Start of Data for the task
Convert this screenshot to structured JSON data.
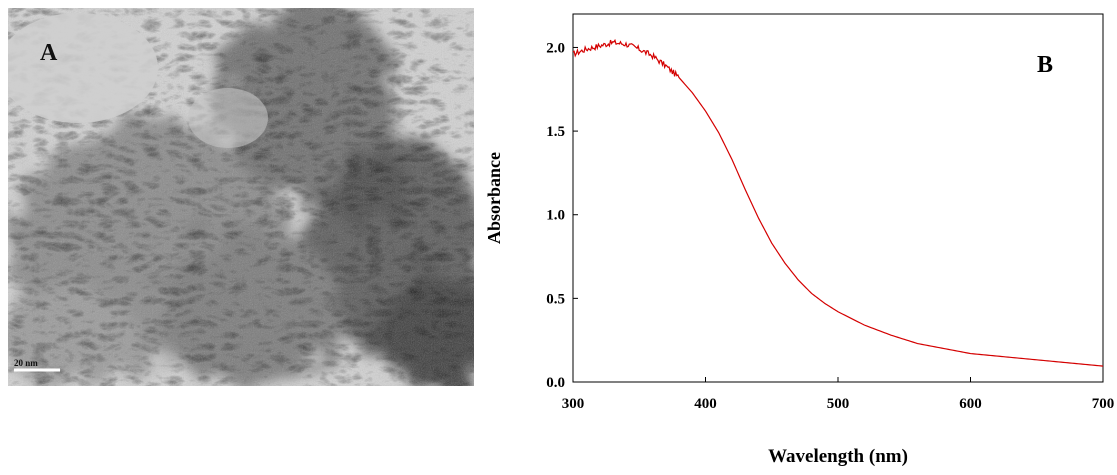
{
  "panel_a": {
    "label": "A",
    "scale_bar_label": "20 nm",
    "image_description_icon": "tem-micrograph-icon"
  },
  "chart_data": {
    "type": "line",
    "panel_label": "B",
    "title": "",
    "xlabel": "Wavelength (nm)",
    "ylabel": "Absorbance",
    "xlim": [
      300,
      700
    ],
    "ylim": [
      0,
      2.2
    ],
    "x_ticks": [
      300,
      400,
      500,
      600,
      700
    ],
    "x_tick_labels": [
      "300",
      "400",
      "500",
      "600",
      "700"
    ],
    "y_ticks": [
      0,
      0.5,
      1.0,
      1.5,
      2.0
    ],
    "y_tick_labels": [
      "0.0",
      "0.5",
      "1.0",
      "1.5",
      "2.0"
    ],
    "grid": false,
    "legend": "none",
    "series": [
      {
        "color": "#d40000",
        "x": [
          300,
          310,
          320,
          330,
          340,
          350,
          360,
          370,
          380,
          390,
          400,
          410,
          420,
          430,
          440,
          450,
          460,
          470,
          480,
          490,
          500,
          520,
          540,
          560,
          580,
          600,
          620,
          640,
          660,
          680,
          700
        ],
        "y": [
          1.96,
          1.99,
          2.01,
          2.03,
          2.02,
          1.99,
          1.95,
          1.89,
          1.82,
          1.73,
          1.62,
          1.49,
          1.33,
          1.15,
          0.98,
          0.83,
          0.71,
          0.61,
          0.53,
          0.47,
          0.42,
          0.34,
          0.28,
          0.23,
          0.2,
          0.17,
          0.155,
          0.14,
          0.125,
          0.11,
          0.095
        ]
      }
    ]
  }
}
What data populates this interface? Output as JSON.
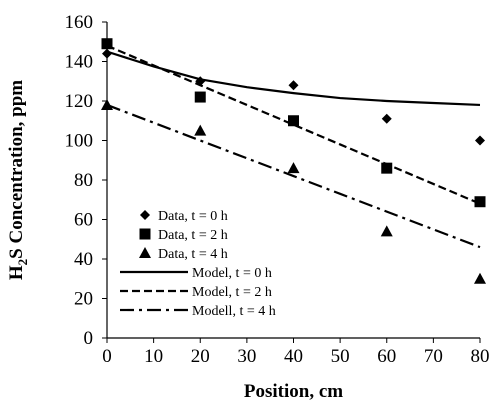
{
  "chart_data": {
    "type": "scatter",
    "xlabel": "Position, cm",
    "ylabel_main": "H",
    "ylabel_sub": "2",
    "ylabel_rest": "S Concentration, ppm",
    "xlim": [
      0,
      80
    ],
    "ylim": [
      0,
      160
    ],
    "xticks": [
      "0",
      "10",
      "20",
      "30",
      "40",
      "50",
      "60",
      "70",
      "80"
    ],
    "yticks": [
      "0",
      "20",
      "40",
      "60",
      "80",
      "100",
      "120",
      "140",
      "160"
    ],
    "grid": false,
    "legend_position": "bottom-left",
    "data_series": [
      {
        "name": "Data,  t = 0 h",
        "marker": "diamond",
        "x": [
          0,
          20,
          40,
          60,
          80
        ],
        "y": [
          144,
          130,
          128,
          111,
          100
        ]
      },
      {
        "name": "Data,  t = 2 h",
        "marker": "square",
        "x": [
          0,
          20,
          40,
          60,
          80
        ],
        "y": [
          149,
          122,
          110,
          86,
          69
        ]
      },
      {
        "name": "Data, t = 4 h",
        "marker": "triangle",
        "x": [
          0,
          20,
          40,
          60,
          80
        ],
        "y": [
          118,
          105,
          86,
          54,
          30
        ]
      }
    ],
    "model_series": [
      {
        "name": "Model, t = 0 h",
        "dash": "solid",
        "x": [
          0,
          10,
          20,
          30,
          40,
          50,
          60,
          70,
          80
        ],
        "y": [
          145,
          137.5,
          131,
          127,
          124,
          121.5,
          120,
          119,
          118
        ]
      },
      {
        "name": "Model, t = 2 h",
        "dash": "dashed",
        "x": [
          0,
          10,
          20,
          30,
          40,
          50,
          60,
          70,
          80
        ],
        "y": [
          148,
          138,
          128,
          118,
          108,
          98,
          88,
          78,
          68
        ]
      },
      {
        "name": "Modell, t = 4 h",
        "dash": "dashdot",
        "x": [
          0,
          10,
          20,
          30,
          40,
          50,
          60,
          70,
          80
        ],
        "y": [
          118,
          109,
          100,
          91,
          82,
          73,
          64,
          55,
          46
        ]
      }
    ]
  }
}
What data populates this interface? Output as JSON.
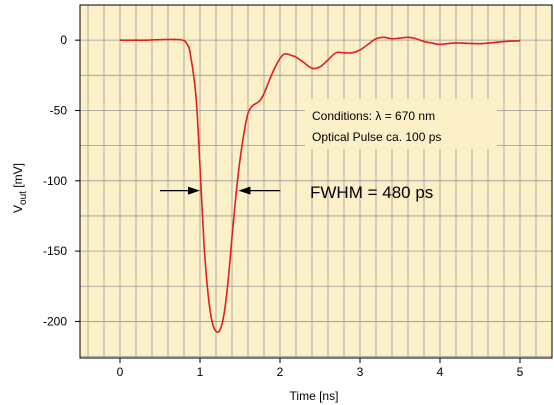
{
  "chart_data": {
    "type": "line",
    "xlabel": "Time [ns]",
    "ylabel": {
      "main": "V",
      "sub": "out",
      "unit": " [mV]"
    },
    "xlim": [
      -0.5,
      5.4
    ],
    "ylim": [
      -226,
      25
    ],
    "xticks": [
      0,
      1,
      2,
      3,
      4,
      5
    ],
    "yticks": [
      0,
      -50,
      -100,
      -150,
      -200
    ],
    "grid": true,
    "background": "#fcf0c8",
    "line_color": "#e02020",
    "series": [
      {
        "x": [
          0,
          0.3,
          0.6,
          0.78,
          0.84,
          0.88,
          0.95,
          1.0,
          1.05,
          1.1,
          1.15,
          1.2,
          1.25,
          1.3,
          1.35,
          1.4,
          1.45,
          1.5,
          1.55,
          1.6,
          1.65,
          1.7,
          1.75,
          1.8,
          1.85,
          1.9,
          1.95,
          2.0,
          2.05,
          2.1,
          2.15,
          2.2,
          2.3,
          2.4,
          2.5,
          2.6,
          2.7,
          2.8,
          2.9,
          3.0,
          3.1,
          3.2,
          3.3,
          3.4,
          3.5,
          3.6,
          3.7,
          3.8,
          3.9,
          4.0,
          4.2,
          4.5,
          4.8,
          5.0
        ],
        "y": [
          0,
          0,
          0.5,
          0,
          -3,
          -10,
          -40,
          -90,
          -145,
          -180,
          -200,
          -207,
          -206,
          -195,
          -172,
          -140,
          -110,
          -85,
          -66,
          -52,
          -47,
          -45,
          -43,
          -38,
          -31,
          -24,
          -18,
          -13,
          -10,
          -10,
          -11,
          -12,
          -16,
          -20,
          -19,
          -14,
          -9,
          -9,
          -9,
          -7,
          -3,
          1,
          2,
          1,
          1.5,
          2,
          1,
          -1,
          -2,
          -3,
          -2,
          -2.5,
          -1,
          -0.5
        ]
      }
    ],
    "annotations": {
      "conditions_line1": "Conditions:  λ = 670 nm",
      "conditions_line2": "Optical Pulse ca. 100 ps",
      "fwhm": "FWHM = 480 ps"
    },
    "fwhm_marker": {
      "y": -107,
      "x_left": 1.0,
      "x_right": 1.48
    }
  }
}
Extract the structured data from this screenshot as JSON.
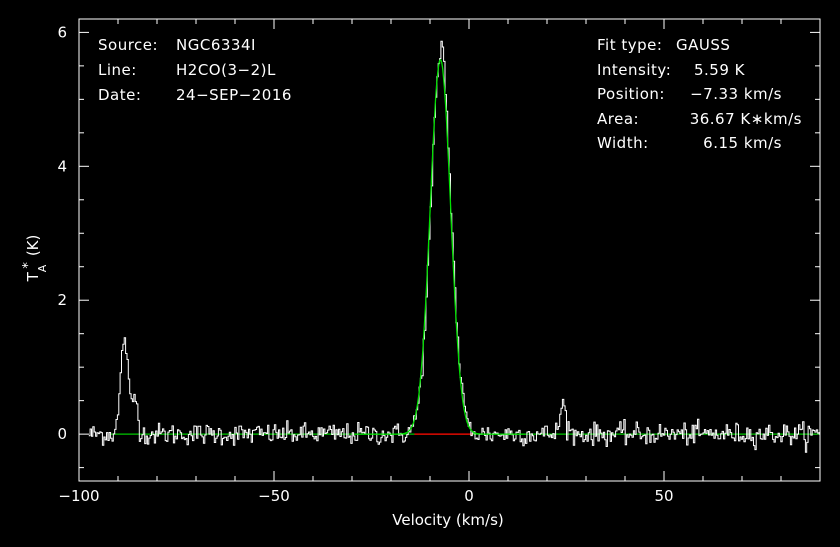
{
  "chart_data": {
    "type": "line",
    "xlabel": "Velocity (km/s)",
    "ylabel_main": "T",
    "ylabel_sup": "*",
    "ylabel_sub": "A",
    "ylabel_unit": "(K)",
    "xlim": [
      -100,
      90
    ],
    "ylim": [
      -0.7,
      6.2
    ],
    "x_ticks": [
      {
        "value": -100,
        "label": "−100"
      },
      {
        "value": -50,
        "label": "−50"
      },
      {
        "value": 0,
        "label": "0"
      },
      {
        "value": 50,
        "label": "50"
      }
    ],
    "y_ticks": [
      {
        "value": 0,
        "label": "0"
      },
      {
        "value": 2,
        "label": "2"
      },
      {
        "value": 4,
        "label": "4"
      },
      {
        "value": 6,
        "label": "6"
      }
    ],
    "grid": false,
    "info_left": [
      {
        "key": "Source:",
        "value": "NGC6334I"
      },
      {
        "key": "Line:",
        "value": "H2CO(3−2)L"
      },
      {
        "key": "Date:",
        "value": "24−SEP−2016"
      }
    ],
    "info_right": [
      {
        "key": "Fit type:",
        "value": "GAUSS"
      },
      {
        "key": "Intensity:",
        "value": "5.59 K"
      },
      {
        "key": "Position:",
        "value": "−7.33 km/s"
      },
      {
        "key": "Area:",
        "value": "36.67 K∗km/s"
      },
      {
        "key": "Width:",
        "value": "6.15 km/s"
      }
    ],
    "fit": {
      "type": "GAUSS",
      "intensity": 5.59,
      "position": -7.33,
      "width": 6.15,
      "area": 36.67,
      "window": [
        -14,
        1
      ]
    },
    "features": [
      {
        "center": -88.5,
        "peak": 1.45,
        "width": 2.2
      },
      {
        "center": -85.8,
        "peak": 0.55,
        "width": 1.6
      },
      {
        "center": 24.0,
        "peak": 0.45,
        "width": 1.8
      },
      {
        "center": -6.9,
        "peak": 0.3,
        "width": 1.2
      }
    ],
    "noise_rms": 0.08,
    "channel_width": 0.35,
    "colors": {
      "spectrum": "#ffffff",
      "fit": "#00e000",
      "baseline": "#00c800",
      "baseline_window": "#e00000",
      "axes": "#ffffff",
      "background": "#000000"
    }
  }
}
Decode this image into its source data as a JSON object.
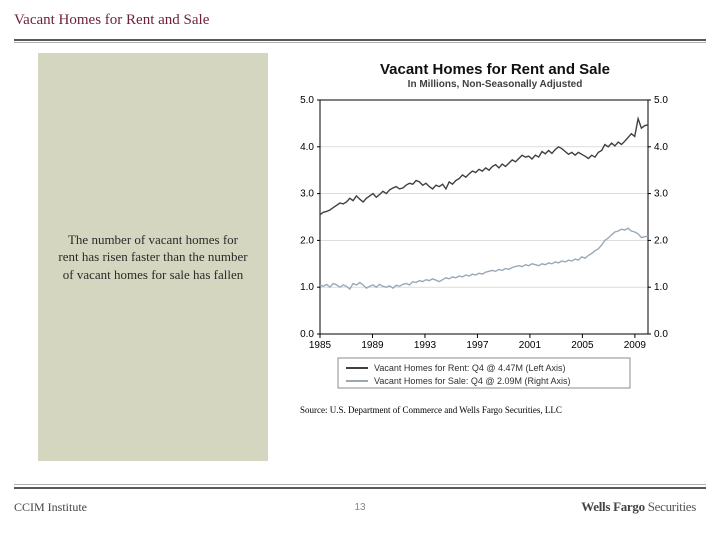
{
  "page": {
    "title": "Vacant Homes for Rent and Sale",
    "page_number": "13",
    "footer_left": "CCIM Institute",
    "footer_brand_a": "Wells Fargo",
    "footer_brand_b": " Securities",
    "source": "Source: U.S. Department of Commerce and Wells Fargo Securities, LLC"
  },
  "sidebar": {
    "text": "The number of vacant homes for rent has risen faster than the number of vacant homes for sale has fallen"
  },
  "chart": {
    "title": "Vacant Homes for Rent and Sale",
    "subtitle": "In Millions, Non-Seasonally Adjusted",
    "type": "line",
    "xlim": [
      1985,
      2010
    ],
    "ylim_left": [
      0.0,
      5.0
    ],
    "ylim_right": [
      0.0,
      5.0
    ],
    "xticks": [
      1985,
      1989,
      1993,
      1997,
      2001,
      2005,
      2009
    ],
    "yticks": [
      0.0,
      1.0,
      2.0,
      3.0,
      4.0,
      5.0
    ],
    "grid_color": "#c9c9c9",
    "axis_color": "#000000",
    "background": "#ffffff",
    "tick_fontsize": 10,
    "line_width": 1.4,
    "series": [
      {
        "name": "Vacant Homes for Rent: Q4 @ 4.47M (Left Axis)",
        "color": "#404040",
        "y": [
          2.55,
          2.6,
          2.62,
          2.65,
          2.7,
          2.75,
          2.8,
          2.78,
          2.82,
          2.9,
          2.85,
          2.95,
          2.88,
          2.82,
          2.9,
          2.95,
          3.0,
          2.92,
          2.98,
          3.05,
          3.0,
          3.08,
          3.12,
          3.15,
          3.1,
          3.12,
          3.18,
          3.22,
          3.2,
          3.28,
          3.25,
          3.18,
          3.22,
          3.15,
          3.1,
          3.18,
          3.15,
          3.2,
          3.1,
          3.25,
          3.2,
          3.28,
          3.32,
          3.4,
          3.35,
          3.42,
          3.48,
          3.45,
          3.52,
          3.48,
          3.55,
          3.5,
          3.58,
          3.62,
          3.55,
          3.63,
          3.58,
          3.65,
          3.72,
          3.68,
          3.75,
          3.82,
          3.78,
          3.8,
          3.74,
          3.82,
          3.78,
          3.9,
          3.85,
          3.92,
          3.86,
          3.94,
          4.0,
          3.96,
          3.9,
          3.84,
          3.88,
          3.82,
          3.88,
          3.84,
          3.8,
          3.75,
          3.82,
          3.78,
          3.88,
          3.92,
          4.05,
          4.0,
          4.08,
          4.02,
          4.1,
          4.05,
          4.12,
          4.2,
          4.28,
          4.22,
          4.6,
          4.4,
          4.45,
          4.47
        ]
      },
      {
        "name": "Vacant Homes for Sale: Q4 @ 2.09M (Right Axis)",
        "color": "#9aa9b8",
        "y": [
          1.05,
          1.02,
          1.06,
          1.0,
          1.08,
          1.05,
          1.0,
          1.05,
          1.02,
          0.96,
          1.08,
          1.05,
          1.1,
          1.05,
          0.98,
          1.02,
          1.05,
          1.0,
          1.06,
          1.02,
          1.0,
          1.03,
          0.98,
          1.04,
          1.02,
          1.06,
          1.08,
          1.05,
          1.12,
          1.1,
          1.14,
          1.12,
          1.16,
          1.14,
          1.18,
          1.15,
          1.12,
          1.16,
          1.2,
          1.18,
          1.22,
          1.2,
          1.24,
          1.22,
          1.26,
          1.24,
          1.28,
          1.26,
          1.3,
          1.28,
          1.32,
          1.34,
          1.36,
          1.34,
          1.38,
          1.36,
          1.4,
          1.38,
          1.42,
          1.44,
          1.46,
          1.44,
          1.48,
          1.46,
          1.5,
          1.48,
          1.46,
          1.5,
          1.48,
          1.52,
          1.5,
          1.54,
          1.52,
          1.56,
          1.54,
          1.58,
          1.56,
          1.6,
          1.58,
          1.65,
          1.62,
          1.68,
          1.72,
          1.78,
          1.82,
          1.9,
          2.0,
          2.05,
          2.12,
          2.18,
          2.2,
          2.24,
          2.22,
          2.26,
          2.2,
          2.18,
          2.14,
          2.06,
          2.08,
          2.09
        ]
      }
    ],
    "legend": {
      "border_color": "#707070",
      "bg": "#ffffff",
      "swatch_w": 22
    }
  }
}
End of Data for the task
[Work to complete] Every line that holds the word "dash" should be extracted.

[Exercise answer]
        "dash": "solid",
        "dash": "dashed",
        "dash": "dashdot",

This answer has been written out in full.